_Records for this task_.
--- START ---
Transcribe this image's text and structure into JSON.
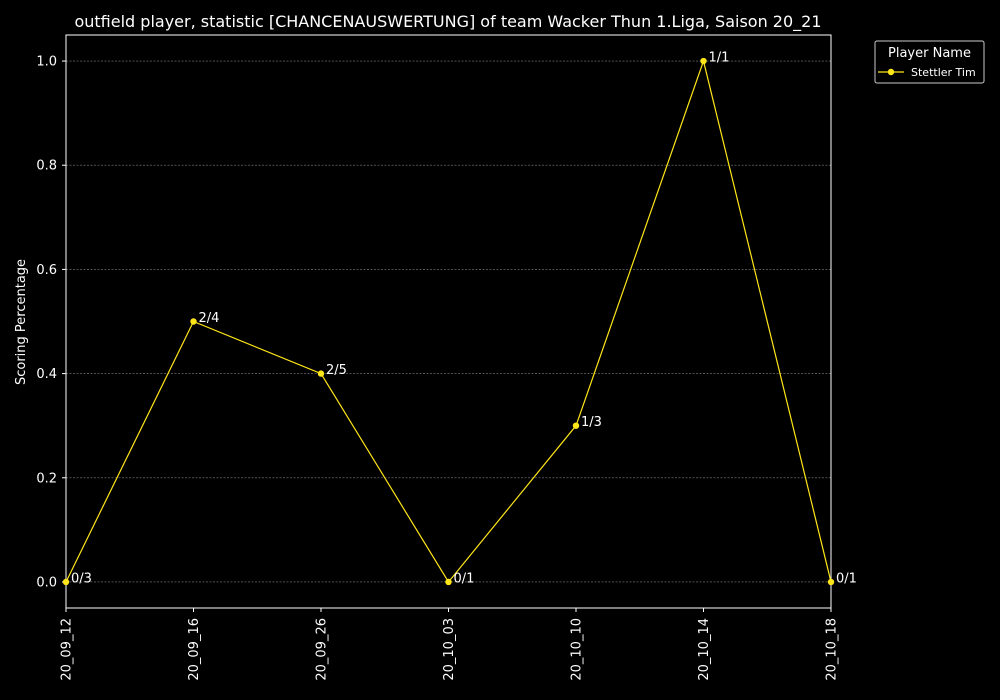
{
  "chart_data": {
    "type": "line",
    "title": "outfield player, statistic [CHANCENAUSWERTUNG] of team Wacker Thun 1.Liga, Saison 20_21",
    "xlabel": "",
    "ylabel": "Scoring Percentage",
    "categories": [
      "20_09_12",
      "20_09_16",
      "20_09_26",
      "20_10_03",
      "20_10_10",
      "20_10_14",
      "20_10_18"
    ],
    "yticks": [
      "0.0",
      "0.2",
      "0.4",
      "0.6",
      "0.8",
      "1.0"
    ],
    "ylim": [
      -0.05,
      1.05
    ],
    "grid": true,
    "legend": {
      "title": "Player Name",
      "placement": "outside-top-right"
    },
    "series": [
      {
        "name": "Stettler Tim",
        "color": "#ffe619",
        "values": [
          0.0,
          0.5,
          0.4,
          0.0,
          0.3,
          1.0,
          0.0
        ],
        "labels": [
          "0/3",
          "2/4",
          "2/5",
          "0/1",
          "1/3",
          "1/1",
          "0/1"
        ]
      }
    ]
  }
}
--- END ---
_What you will do_. Which lines of the data include "title"? Copy each of them.

_In response_.
    "title": "outfield player, statistic [CHANCENAUSWERTUNG] of team Wacker Thun 1.Liga, Saison 20_21",
      "title": "Player Name",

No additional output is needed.